Objective: Write out every entry word for word.

:: Supplied data

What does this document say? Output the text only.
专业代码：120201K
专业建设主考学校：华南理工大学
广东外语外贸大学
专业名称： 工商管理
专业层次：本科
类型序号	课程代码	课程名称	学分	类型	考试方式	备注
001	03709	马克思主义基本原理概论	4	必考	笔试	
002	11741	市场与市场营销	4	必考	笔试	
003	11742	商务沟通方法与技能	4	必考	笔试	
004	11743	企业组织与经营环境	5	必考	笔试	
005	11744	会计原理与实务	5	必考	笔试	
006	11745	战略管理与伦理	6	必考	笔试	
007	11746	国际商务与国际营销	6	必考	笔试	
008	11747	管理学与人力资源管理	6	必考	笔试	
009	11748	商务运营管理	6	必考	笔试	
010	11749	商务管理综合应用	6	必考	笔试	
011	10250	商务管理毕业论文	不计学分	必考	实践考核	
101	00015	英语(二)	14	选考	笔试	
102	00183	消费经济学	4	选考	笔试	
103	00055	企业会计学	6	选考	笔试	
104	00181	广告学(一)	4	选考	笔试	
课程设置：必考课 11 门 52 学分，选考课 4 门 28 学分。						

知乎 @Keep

::::

Answer below:
What does this document say? Output the text only.
专业代码：120201K
专业建设主考学校：华南理工大学
广东外语外贸大学
专业名称： 工商管理
专业层次：本科
类型序号	课程代码	课程名称	学分	类型	考试方式	备注
001	03709	马克思主义基本原理概论	4	必考	笔试	
002	11741	市场与市场营销	4	必考	笔试	
003	11742	商务沟通方法与技能	4	必考	笔试	
004	11743	企业组织与经营环境	5	必考	笔试	
005	11744	会计原理与实务	5	必考	笔试	
006	11745	战略管理与伦理	6	必考	笔试	
007	11746	国际商务与国际营销	6	必考	笔试	
008	11747	管理学与人力资源管理	6	必考	笔试	
009	11748	商务运营管理	6	必考	笔试	
010	11749	商务管理综合应用	6	必考	笔试	
011	10250	商务管理毕业论文	不计学分	必考	实践考核	
101	00015	英语(二)	14	选考	笔试	
102	00183	消费经济学	4	选考	笔试	
103	00055	企业会计学	6	选考	笔试	
104	00181	广告学(一)	4	选考	笔试	
课程设置：必考课 11 门 52 学分，选考课 4 门 28 学分。						

知乎 @Keep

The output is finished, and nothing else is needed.